§ **Exercise goal**
Restate the whole of the material. Keep every word, and drop the pictures.
━━ Records ━━
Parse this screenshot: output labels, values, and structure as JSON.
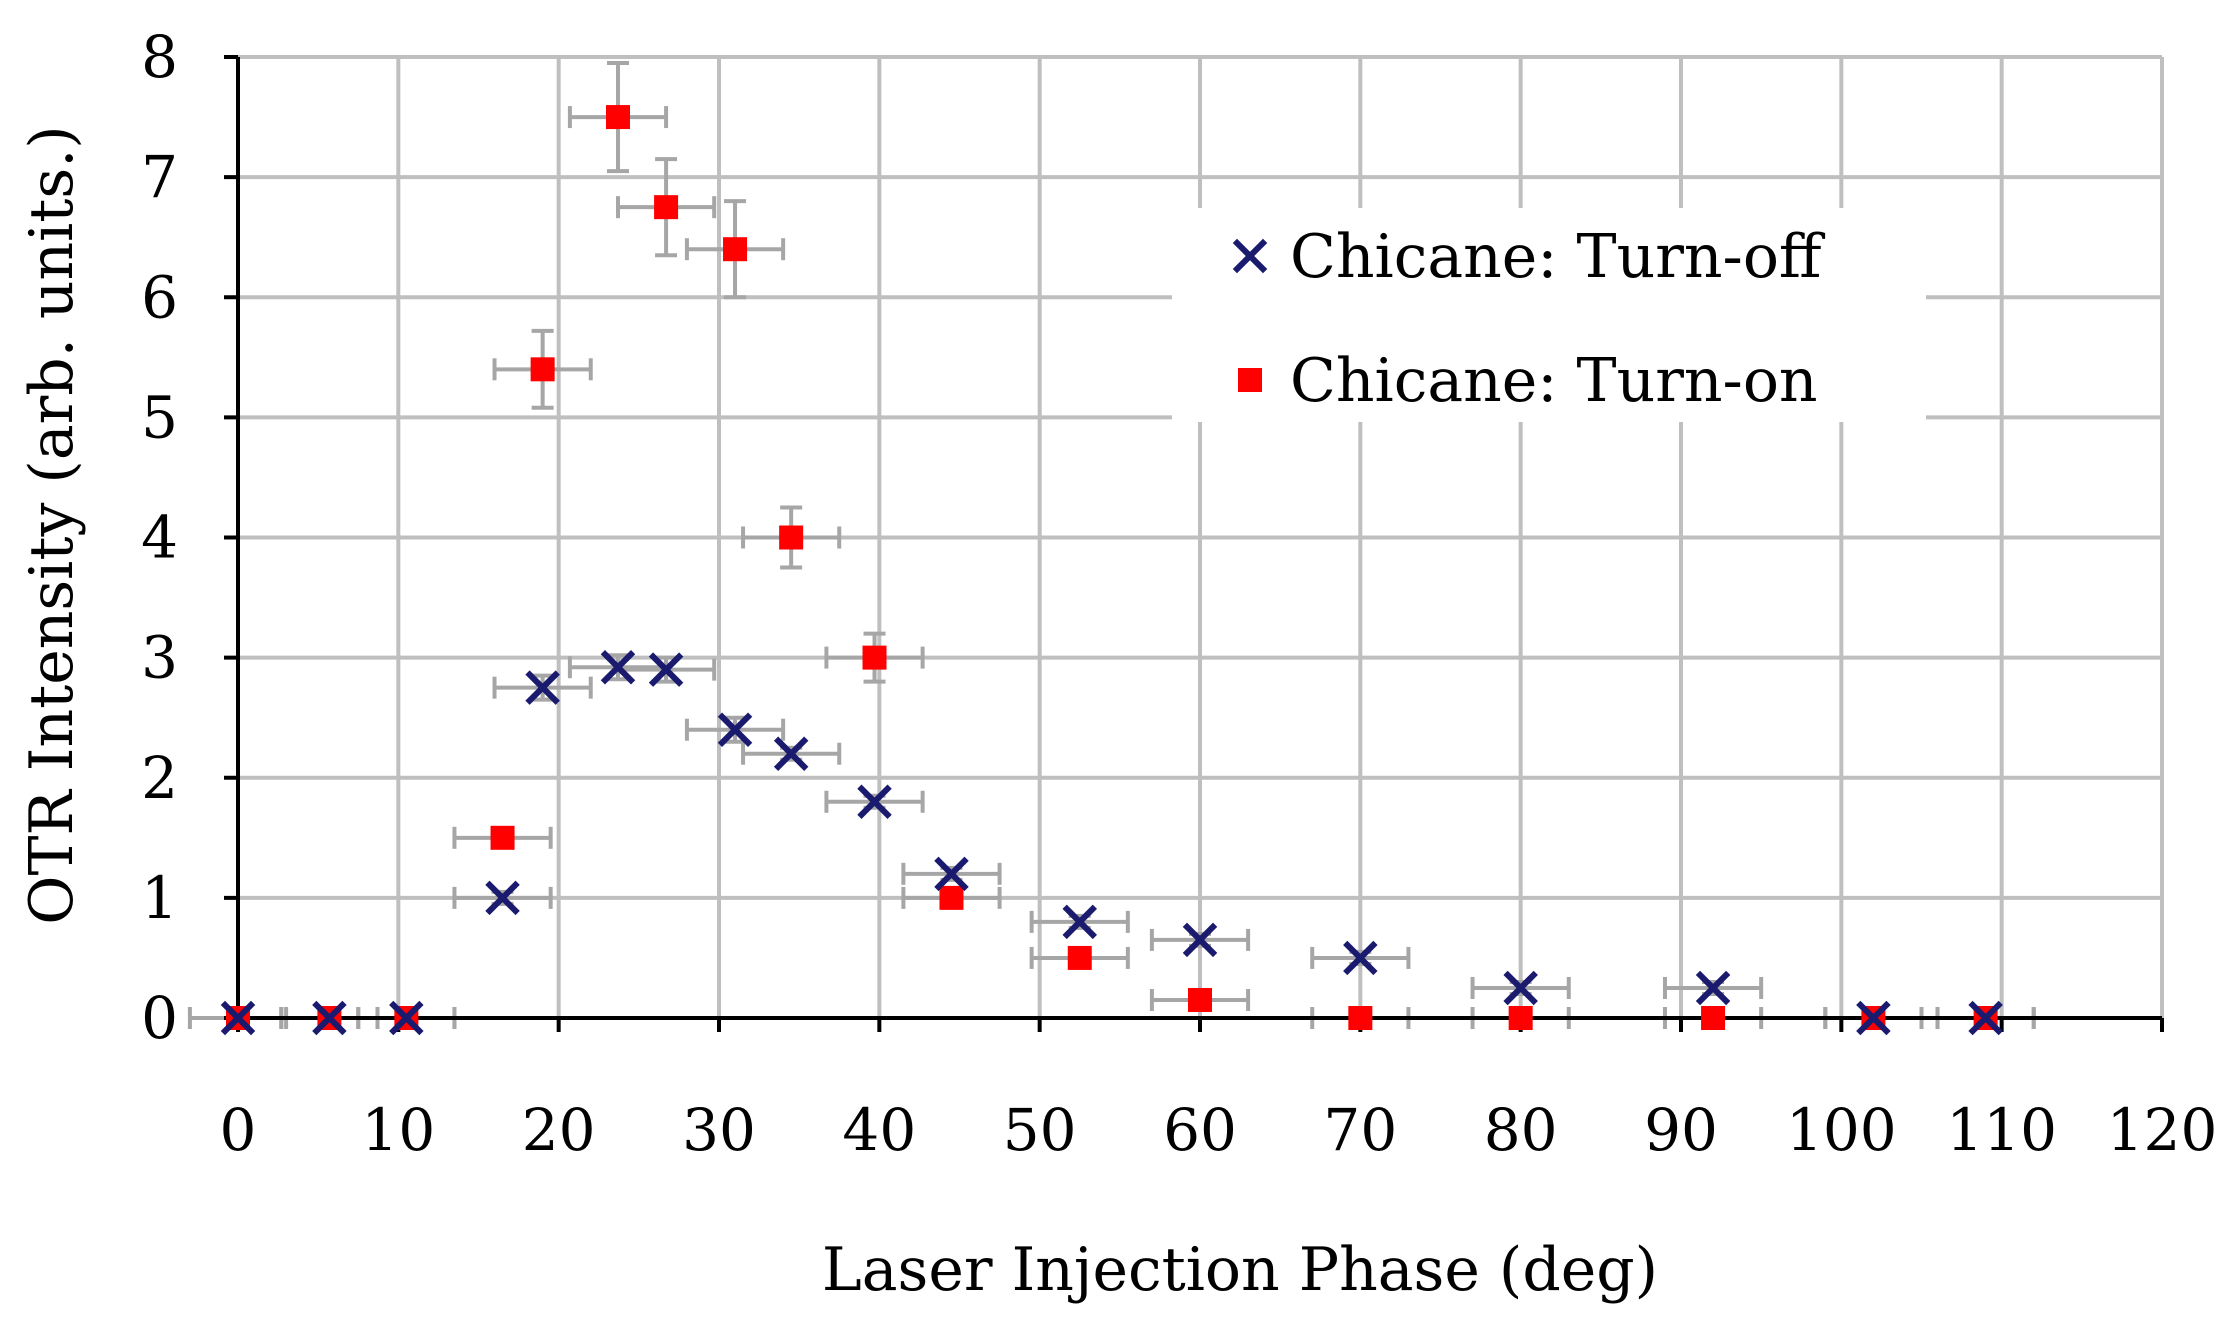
{
  "colors": {
    "turn_off": "#1a1a6e",
    "turn_on": "#ff0000",
    "grid": "#bfbfbf",
    "error_bar": "#a6a6a6",
    "axis": "#000000"
  },
  "chart_data": {
    "type": "scatter",
    "title": "",
    "xlabel": "Laser Injection Phase (deg)",
    "ylabel": "OTR Intensity (arb. units.)",
    "xlim": [
      0,
      120
    ],
    "ylim": [
      0,
      8
    ],
    "grid": true,
    "x_ticks": [
      0,
      10,
      20,
      30,
      40,
      50,
      60,
      70,
      80,
      90,
      100,
      110,
      120
    ],
    "y_ticks": [
      0,
      1,
      2,
      3,
      4,
      5,
      6,
      7,
      8
    ],
    "legend_position": "top-right",
    "series": [
      {
        "name": "Chicane: Turn-off",
        "marker": "x",
        "x": [
          0,
          5.7,
          10.5,
          16.5,
          19,
          23.7,
          26.7,
          31,
          34.5,
          39.7,
          44.5,
          52.5,
          60,
          70,
          80,
          92,
          102,
          109
        ],
        "y": [
          0,
          0,
          0,
          1.0,
          2.75,
          2.92,
          2.9,
          2.4,
          2.2,
          1.8,
          1.2,
          0.8,
          0.65,
          0.5,
          0.25,
          0.25,
          0,
          0
        ],
        "xerr": [
          0,
          3,
          3,
          3,
          3,
          3,
          3,
          3,
          3,
          3,
          3,
          3,
          3,
          3,
          3,
          3,
          3,
          3
        ],
        "yerr": [
          0,
          0,
          0,
          0.05,
          0.1,
          0.1,
          0.1,
          0.1,
          0.05,
          0.05,
          0.05,
          0.05,
          0.05,
          0.05,
          0.05,
          0.05,
          0,
          0
        ]
      },
      {
        "name": "Chicane: Turn-on",
        "marker": "square",
        "x": [
          0,
          5.7,
          10.5,
          16.5,
          19,
          23.7,
          26.7,
          31,
          34.5,
          39.7,
          44.5,
          52.5,
          60,
          70,
          80,
          92,
          102,
          109
        ],
        "y": [
          0,
          0,
          0,
          1.5,
          5.4,
          7.5,
          6.75,
          6.4,
          4.0,
          3.0,
          1.0,
          0.5,
          0.15,
          0,
          0,
          0,
          0,
          0
        ],
        "xerr": [
          3,
          3,
          3,
          3,
          3,
          3,
          3,
          3,
          3,
          3,
          3,
          3,
          3,
          3,
          3,
          3,
          3,
          3
        ],
        "yerr": [
          0,
          0,
          0,
          0.05,
          0.32,
          0.45,
          0.4,
          0.4,
          0.25,
          0.2,
          0.05,
          0.05,
          0.05,
          0,
          0,
          0,
          0,
          0
        ]
      }
    ]
  }
}
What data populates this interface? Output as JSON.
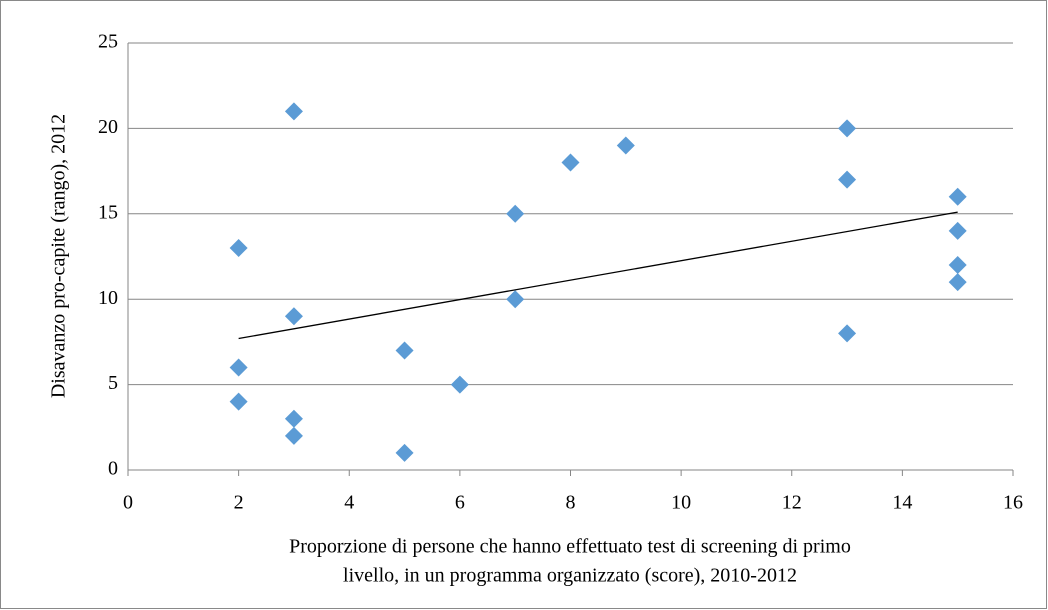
{
  "chart_data": {
    "type": "scatter",
    "xlabel": [
      "Proporzione di persone che hanno effettuato test di screening di primo",
      "livello, in un programma organizzato (score), 2010-2012"
    ],
    "ylabel": "Disavanzo pro-capite (rango), 2012",
    "x": [
      2,
      2,
      2,
      3,
      3,
      3,
      3,
      5,
      5,
      6,
      7,
      7,
      8,
      9,
      13,
      13,
      13,
      15,
      15,
      15,
      15
    ],
    "values": [
      13,
      6,
      4,
      21,
      9,
      3,
      2,
      7,
      1,
      5,
      15,
      10,
      18,
      19,
      20,
      17,
      8,
      16,
      14,
      12,
      11
    ],
    "color": "#5b9bd5",
    "trendline": {
      "x": [
        2,
        15
      ],
      "y": [
        7.7,
        15.1
      ],
      "color": "#000000"
    },
    "xlim": [
      0,
      16
    ],
    "xticks": [
      0,
      2,
      4,
      6,
      8,
      10,
      12,
      14,
      16
    ],
    "ylim": [
      0,
      25
    ],
    "yticks": [
      0,
      5,
      10,
      15,
      20,
      25
    ],
    "grid": true
  }
}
━━━
§ **The answer**
Parse this screenshot: output labels, values, and structure as JSON.
{
  "colors": {
    "turn_off": "#1a1a6e",
    "turn_on": "#ff0000",
    "grid": "#bfbfbf",
    "error_bar": "#a6a6a6",
    "axis": "#000000"
  },
  "chart_data": {
    "type": "scatter",
    "title": "",
    "xlabel": "Laser Injection Phase (deg)",
    "ylabel": "OTR Intensity (arb. units.)",
    "xlim": [
      0,
      120
    ],
    "ylim": [
      0,
      8
    ],
    "grid": true,
    "x_ticks": [
      0,
      10,
      20,
      30,
      40,
      50,
      60,
      70,
      80,
      90,
      100,
      110,
      120
    ],
    "y_ticks": [
      0,
      1,
      2,
      3,
      4,
      5,
      6,
      7,
      8
    ],
    "legend_position": "top-right",
    "series": [
      {
        "name": "Chicane: Turn-off",
        "marker": "x",
        "x": [
          0,
          5.7,
          10.5,
          16.5,
          19,
          23.7,
          26.7,
          31,
          34.5,
          39.7,
          44.5,
          52.5,
          60,
          70,
          80,
          92,
          102,
          109
        ],
        "y": [
          0,
          0,
          0,
          1.0,
          2.75,
          2.92,
          2.9,
          2.4,
          2.2,
          1.8,
          1.2,
          0.8,
          0.65,
          0.5,
          0.25,
          0.25,
          0,
          0
        ],
        "xerr": [
          0,
          3,
          3,
          3,
          3,
          3,
          3,
          3,
          3,
          3,
          3,
          3,
          3,
          3,
          3,
          3,
          3,
          3
        ],
        "yerr": [
          0,
          0,
          0,
          0.05,
          0.1,
          0.1,
          0.1,
          0.1,
          0.05,
          0.05,
          0.05,
          0.05,
          0.05,
          0.05,
          0.05,
          0.05,
          0,
          0
        ]
      },
      {
        "name": "Chicane: Turn-on",
        "marker": "square",
        "x": [
          0,
          5.7,
          10.5,
          16.5,
          19,
          23.7,
          26.7,
          31,
          34.5,
          39.7,
          44.5,
          52.5,
          60,
          70,
          80,
          92,
          102,
          109
        ],
        "y": [
          0,
          0,
          0,
          1.5,
          5.4,
          7.5,
          6.75,
          6.4,
          4.0,
          3.0,
          1.0,
          0.5,
          0.15,
          0,
          0,
          0,
          0,
          0
        ],
        "xerr": [
          3,
          3,
          3,
          3,
          3,
          3,
          3,
          3,
          3,
          3,
          3,
          3,
          3,
          3,
          3,
          3,
          3,
          3
        ],
        "yerr": [
          0,
          0,
          0,
          0.05,
          0.32,
          0.45,
          0.4,
          0.4,
          0.25,
          0.2,
          0.05,
          0.05,
          0.05,
          0,
          0,
          0,
          0,
          0
        ]
      }
    ]
  }
}
What data populates this interface? Output as JSON.
{
  "chart_data": {
    "type": "scatter",
    "xlabel": [
      "Proporzione di persone che hanno effettuato test di screening di primo",
      "livello, in un programma organizzato (score), 2010-2012"
    ],
    "ylabel": "Disavanzo pro-capite (rango), 2012",
    "x": [
      2,
      2,
      2,
      3,
      3,
      3,
      3,
      5,
      5,
      6,
      7,
      7,
      8,
      9,
      13,
      13,
      13,
      15,
      15,
      15,
      15
    ],
    "values": [
      13,
      6,
      4,
      21,
      9,
      3,
      2,
      7,
      1,
      5,
      15,
      10,
      18,
      19,
      20,
      17,
      8,
      16,
      14,
      12,
      11
    ],
    "color": "#5b9bd5",
    "trendline": {
      "x": [
        2,
        15
      ],
      "y": [
        7.7,
        15.1
      ],
      "color": "#000000"
    },
    "xlim": [
      0,
      16
    ],
    "xticks": [
      0,
      2,
      4,
      6,
      8,
      10,
      12,
      14,
      16
    ],
    "ylim": [
      0,
      25
    ],
    "yticks": [
      0,
      5,
      10,
      15,
      20,
      25
    ],
    "grid": true
  }
}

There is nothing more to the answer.